## Work to do
Locate every line below that contains the word "cách" and copy it.
--- Start Given records ---
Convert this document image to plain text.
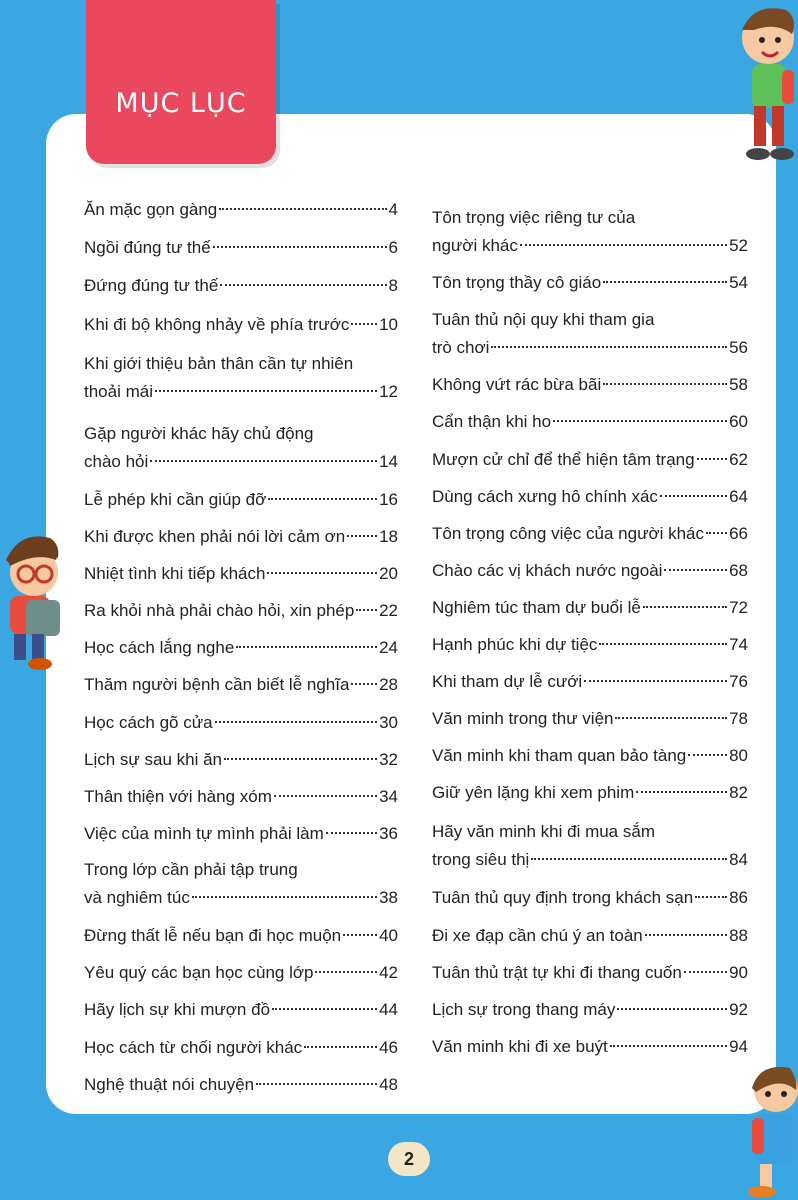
MỤC LỤC
Ăn mặc gọn gàng	4
Ngồi đúng tư thế	6
Đứng đúng tư thế	8
Khi đi bộ không nhảy về phía trước 10
Khi giới thiệu bản thân cần tự nhiên
thoải mái	12
Gặp người khác hãy chủ động
chào hỏi	14
Lễ phép khi cần giúp đỡ	16
Khi được khen phải nói lời cảm ơn 18
Nhiệt tình khi tiếp khách	20
Ra khỏi nhà phải chào hỏi, xin phép 22
Học cách lắng nghe	24
Thăm người bệnh cần biết lễ nghĩa 28
Học cách gõ cửa	30
Lịch sự sau khi ăn	32
Thân thiện với hàng xóm	34
Việc của mình tự mình phải làm	36
Trong lớp cần phải tập trung
và nghiêm túc	38
Đừng thất lễ nếu bạn đi học muộn 40
Yêu quý các bạn học cùng lớp	42
Hãy lịch sự khi mượn đồ	44
Học cách từ chối người khác	46
Nghệ thuật nói chuyện	48
Tôn trọng việc riêng tư của
người khác	52
Tôn trọng thầy cô giáo	54
Tuân thủ nội quy khi tham gia
trò chơi	56
Không vứt rác bừa bãi	58
Cẩn thận khi ho	60
Mượn cử chỉ để thể hiện tâm trạng 62
Dùng cách xưng hô chính xác	64
Tôn trọng công việc của người khác 66
Chào các vị khách nước ngoài	68
Nghiêm túc tham dự buổi lễ	72
Hạnh phúc khi dự tiệc	74
Khi tham dự lễ cưới	76
Văn minh trong thư viện	78
Văn minh khi tham quan bảo tàng	80
Giữ yên lặng khi xem phim	82
Hãy văn minh khi đi mua sắm
trong siêu thị	84
Tuân thủ quy định trong khách sạn 86
Đi xe đạp cần chú ý an toàn	88
Tuân thủ trật tự khi đi thang cuốn	90
Lịch sự trong thang máy	92
Văn minh khi đi xe buýt	94
2
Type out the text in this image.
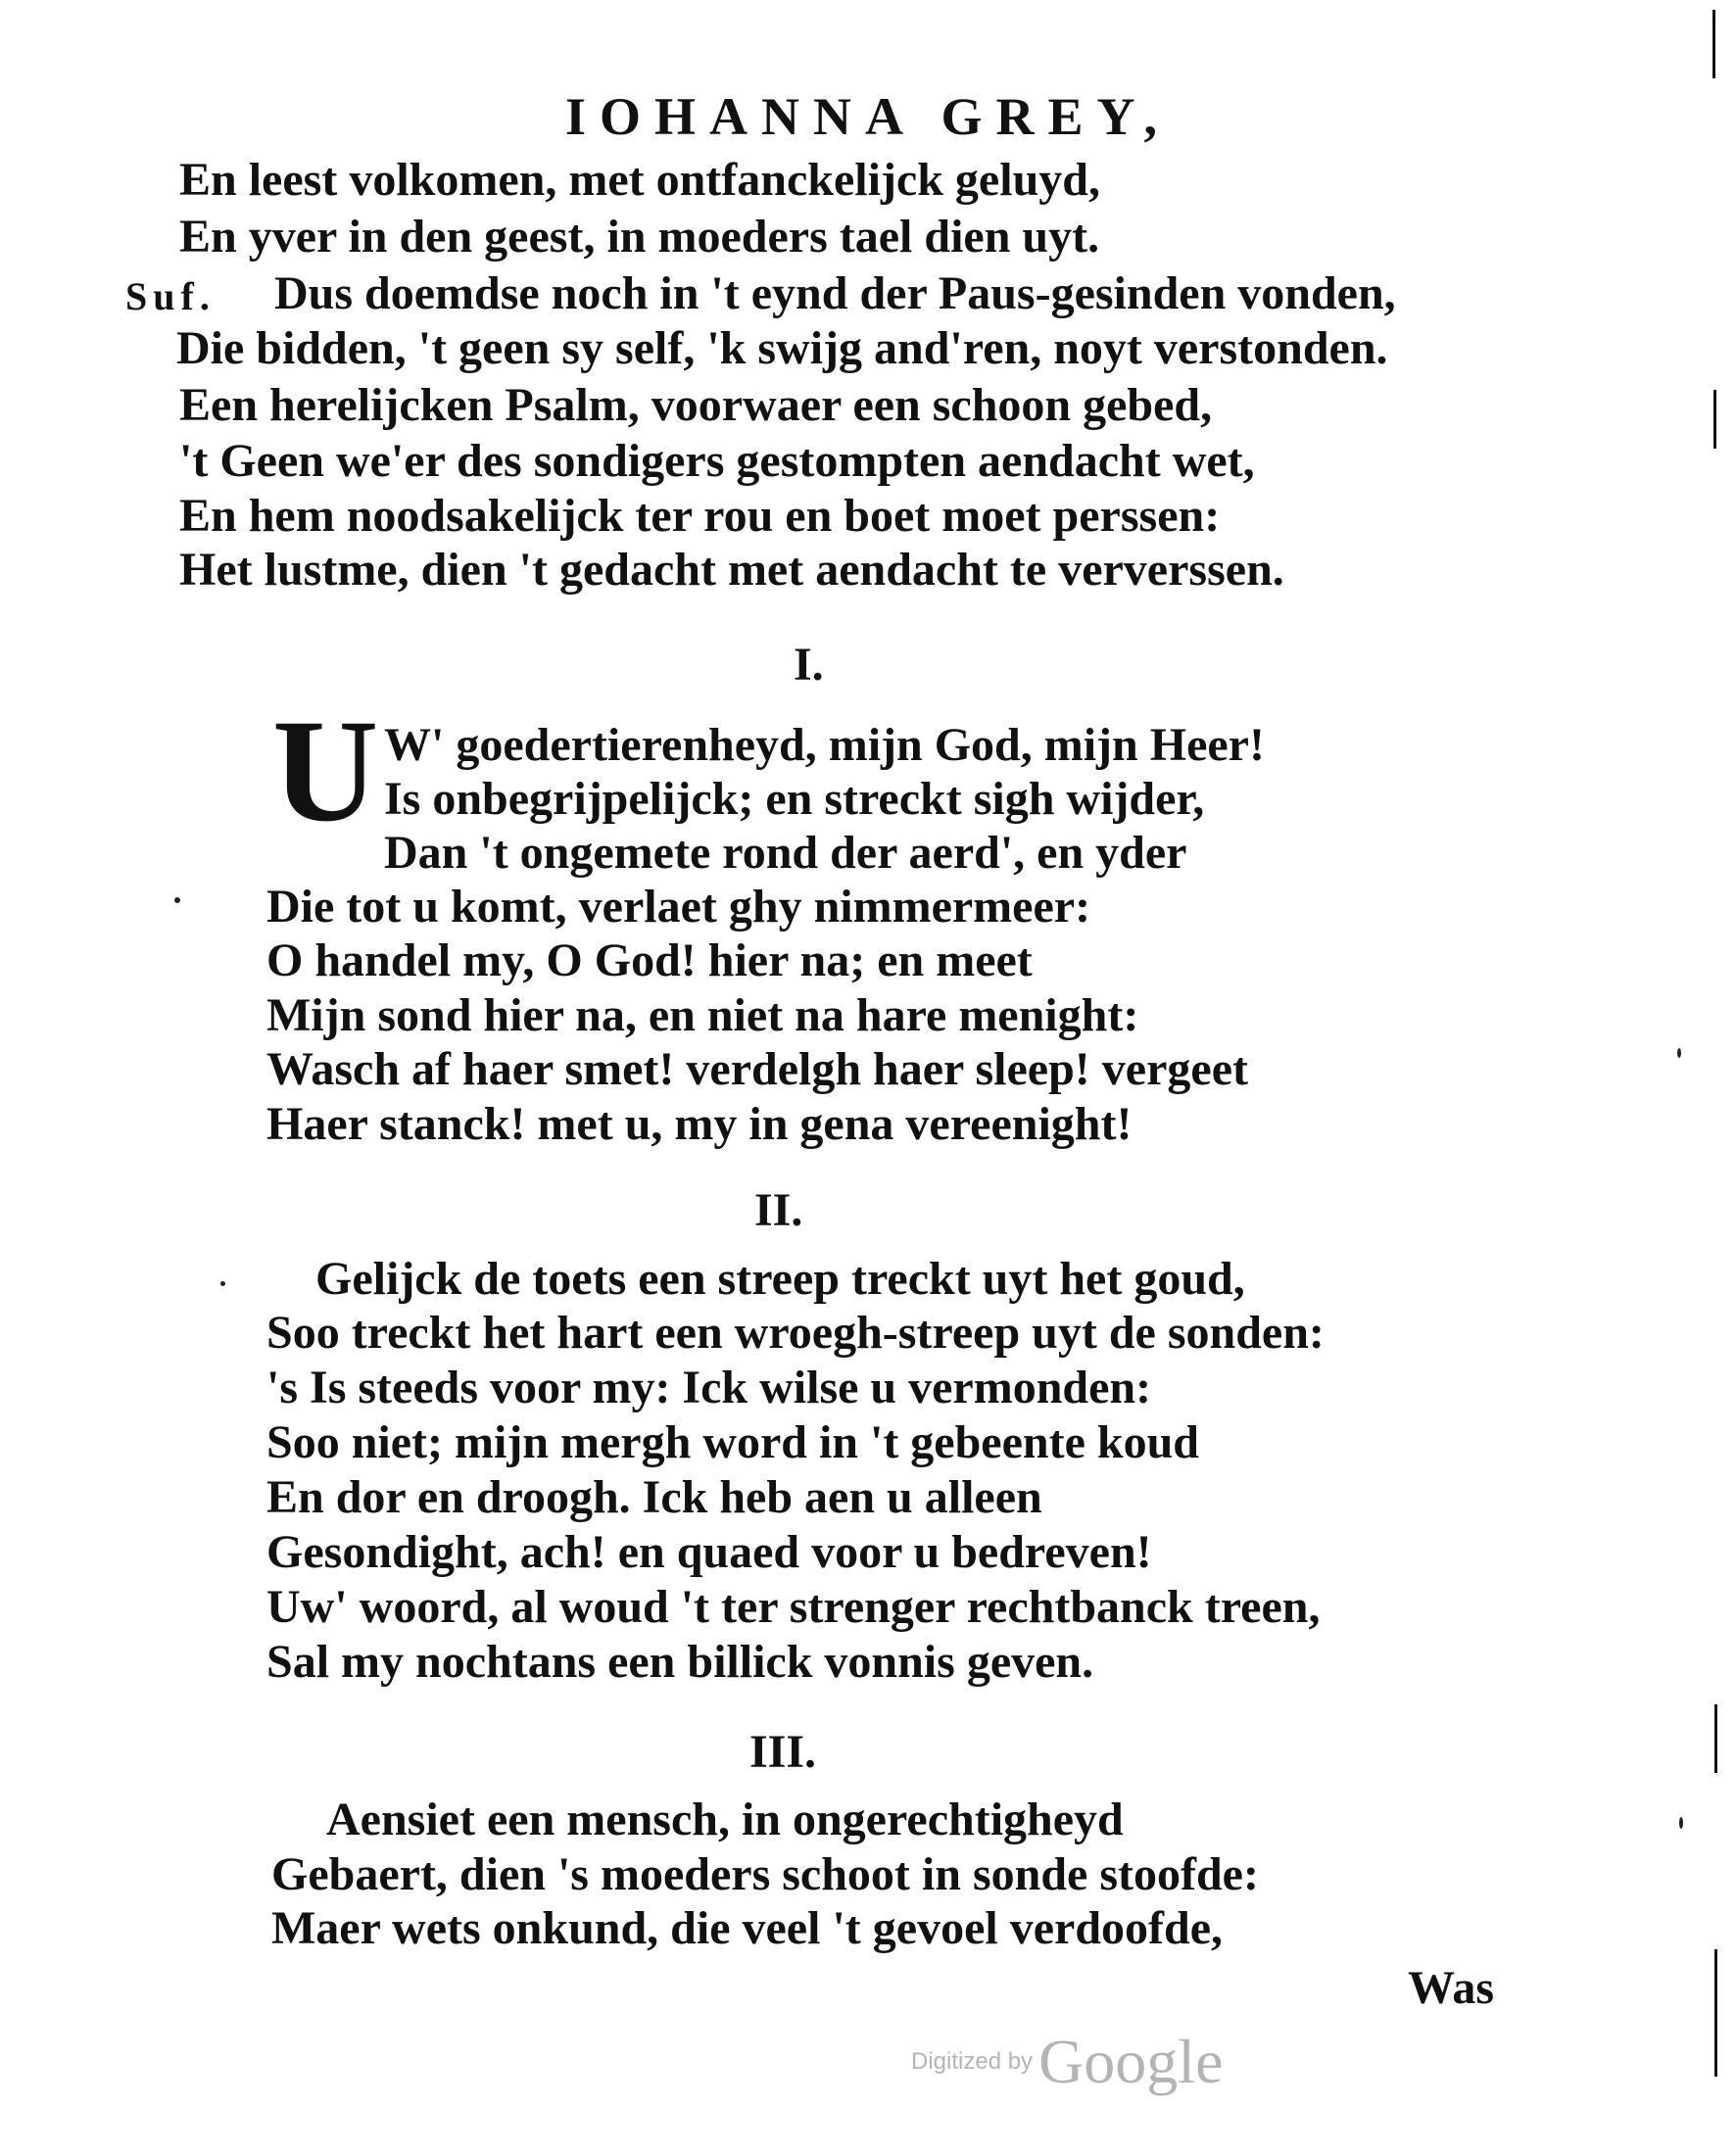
IOHANNA GREY,
En leest volkomen, met ontfanckelijck geluyd,
En yver in den geest, in moeders tael dien uyt.
Suf. Dus doemdse noch in 't eynd der Paus-gesinden vonden,
Die bidden, 't geen sy self, 'k swijg and'ren, noyt verstonden.
Een herelijcken Psalm, voorwaer een schoon gebed,
't Geen we'er des sondigers gestompten aendacht wet,
En hem noodsakelijck ter rou en boet moet perssen:
Het lustme, dien 't gedacht met aendacht te ververssen.
I.
U W' goedertierenheyd, mijn God, mijn Heer!
Is onbegrijpelijck; en streckt sigh wijder,
Dan 't ongemete rond der aerd', en yder
Die tot u komt, verlaet ghy nimmermeer:
O handel my, O God! hier na; en meet
Mijn sond hier na, en niet na hare menight:
Wasch af haer smet! verdelgh haer sleep! vergeet
Haer stanck! met u, my in gena vereenight!
II.
Gelijck de toets een streep treckt uyt het goud,
Soo treckt het hart een wroegh-streep uyt de sonden:
's Is steeds voor my: Ick wilse u vermonden:
Soo niet; mijn mergh word in 't gebeente koud
En dor en droogh. Ick heb aen u alleen
Gesondight, ach! en quaed voor u bedreven!
Uw' woord, al woud 't ter strenger rechtbanck treen,
Sal my nochtans een billick vonnis geven.
III.
Aensiet een mensch, in ongerechtigheyd
Gebaert, dien 's moeders schoot in sonde stoofde:
Maer wets onkund, die veel 't gevoel verdoofde,
Was
Digitized byGoogle
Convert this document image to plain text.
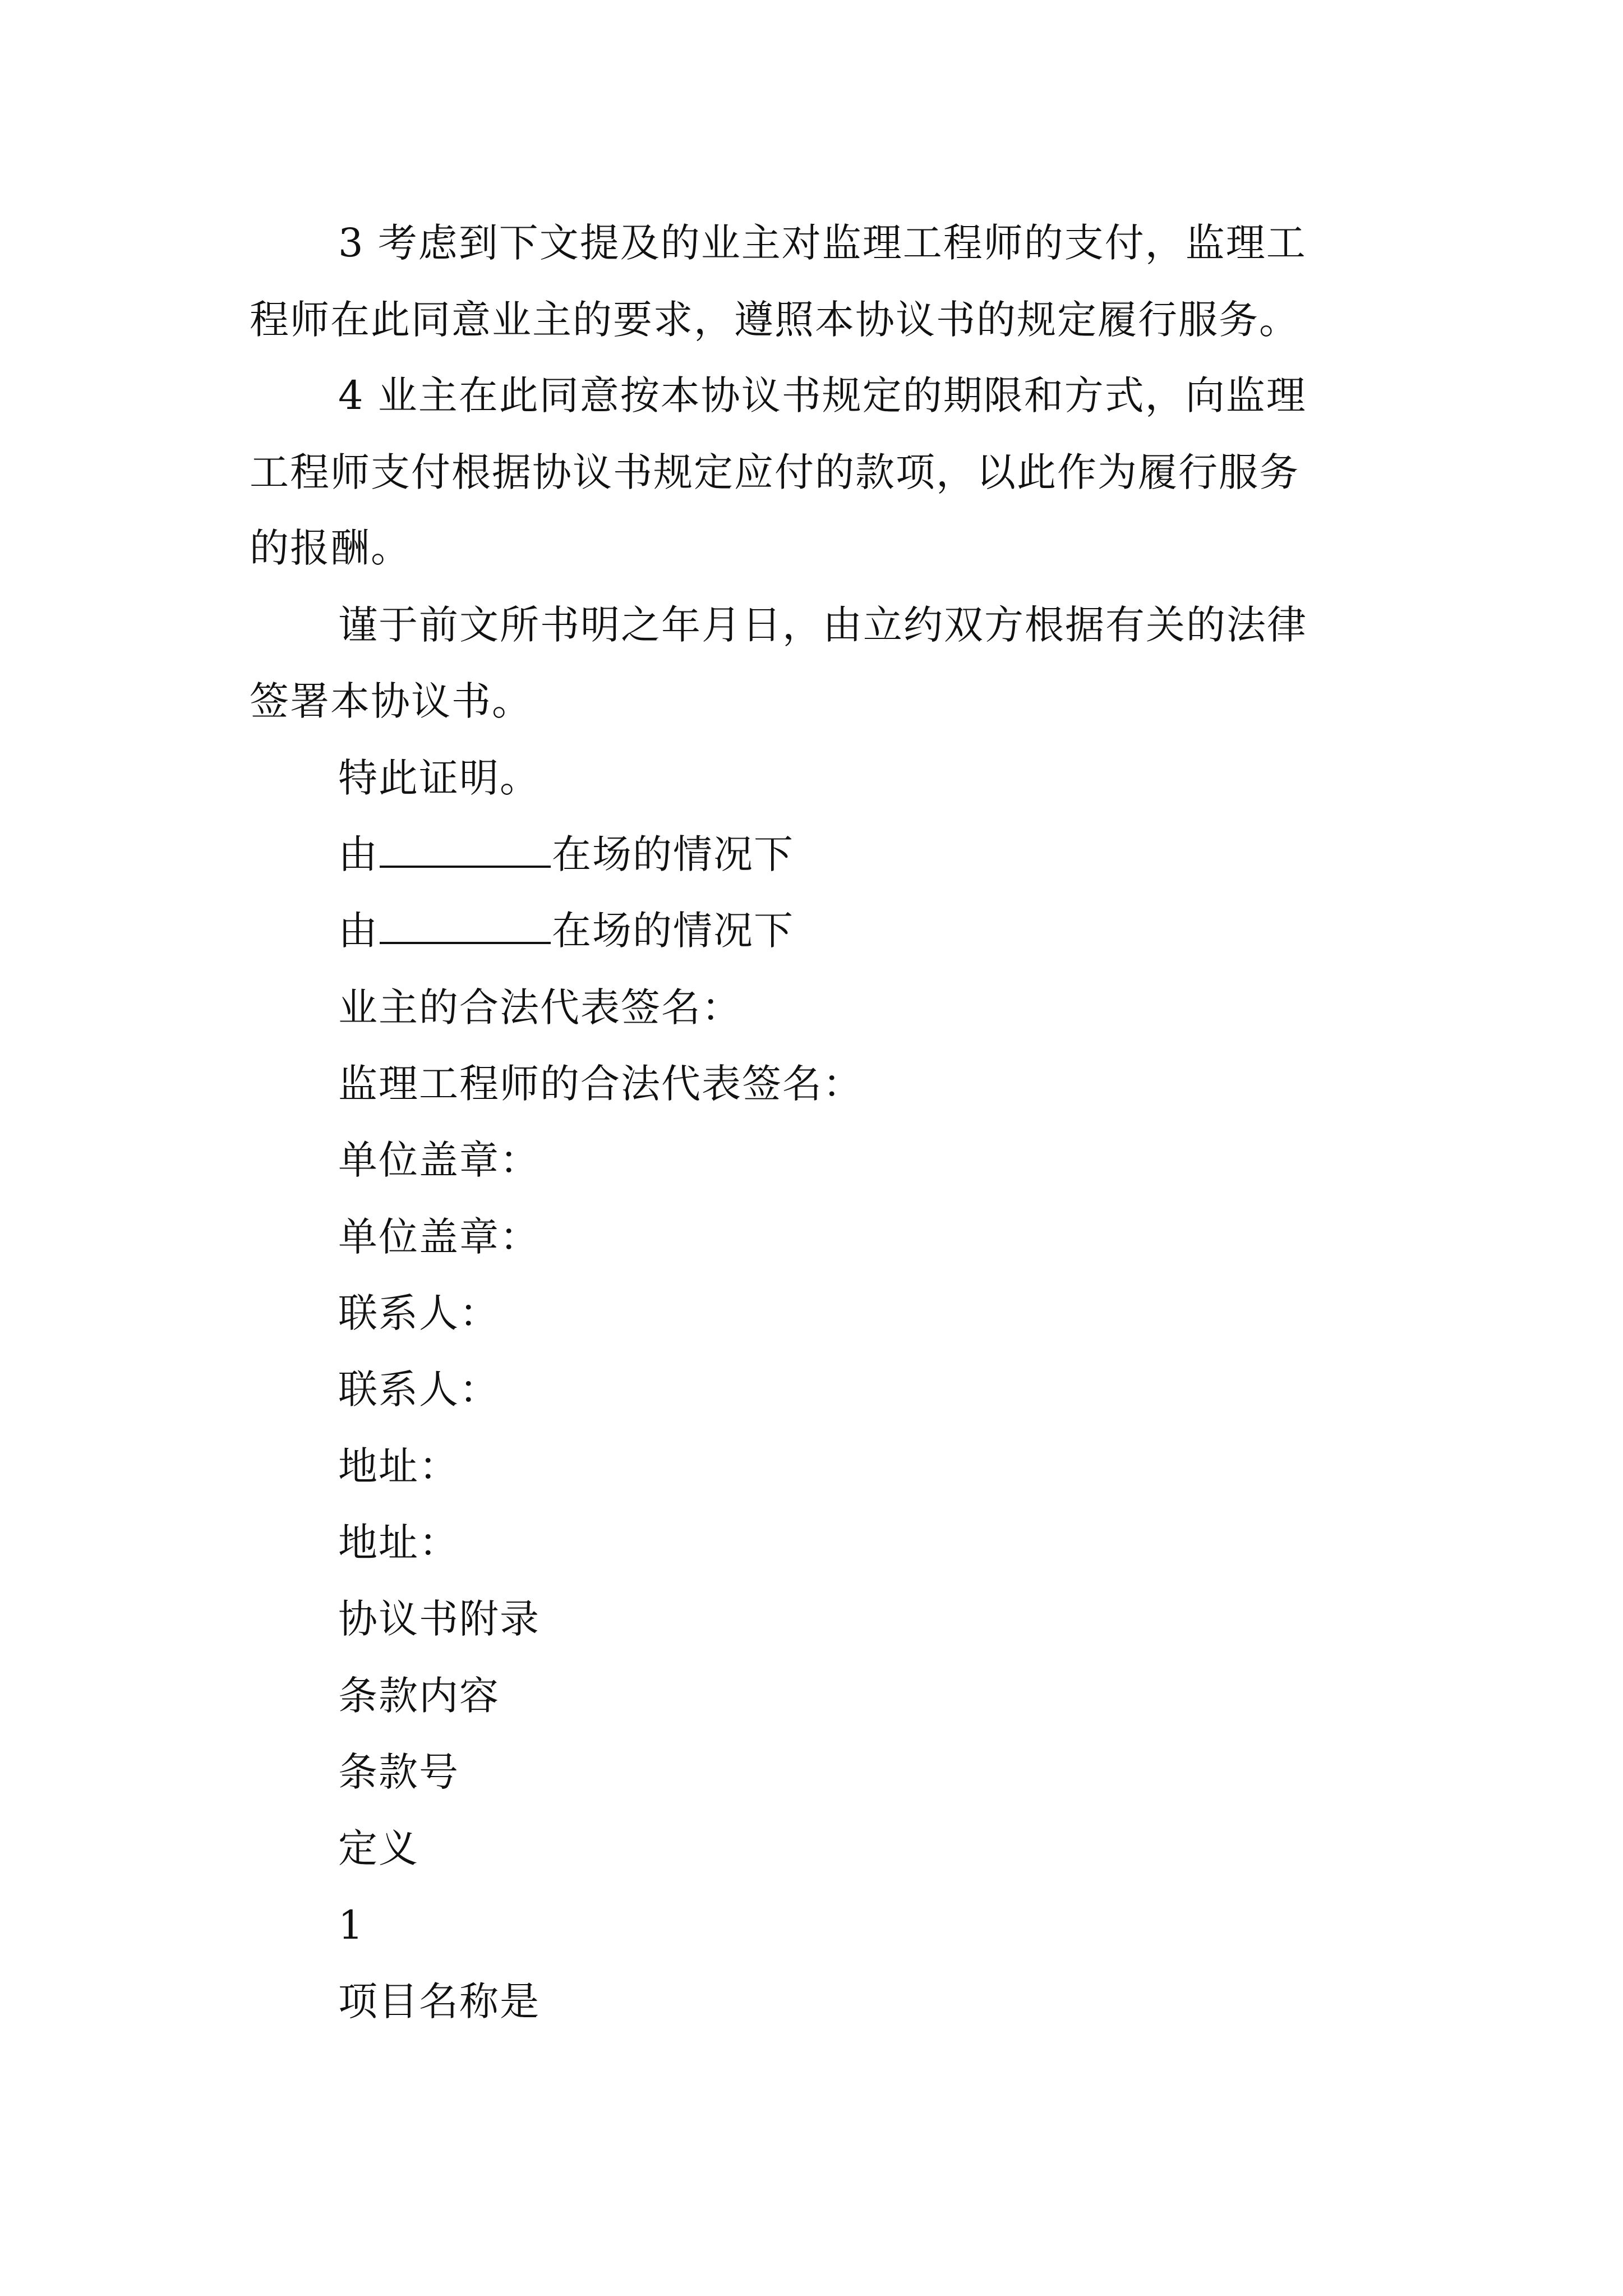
3 考虑到下文提及的业主对监理工程师的支付，监理工
程师在此同意业主的要求，遵照本协议书的规定履行服务。
4 业主在此同意按本协议书规定的期限和方式，向监理
工程师支付根据协议书规定应付的款项，以此作为履行服务
的报酬。
谨于前文所书明之年月日，由立约双方根据有关的法律
签署本协议书。
特此证明。
由	在场的情况下
由	在场的情况下
业主的合法代表签名：
监理工程师的合法代表签名：
单位盖章：
单位盖章：
联系人：
联系人：
地址：
地址：
协议书附录
条款内容
条款号
定义
1
项目名称是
--- End Given records ---
## Exercise response
Học cách lắng nghe	24
Học cách gõ cửa	30
Học cách từ chối người khác	46
Dùng cách xưng hô chính xác	64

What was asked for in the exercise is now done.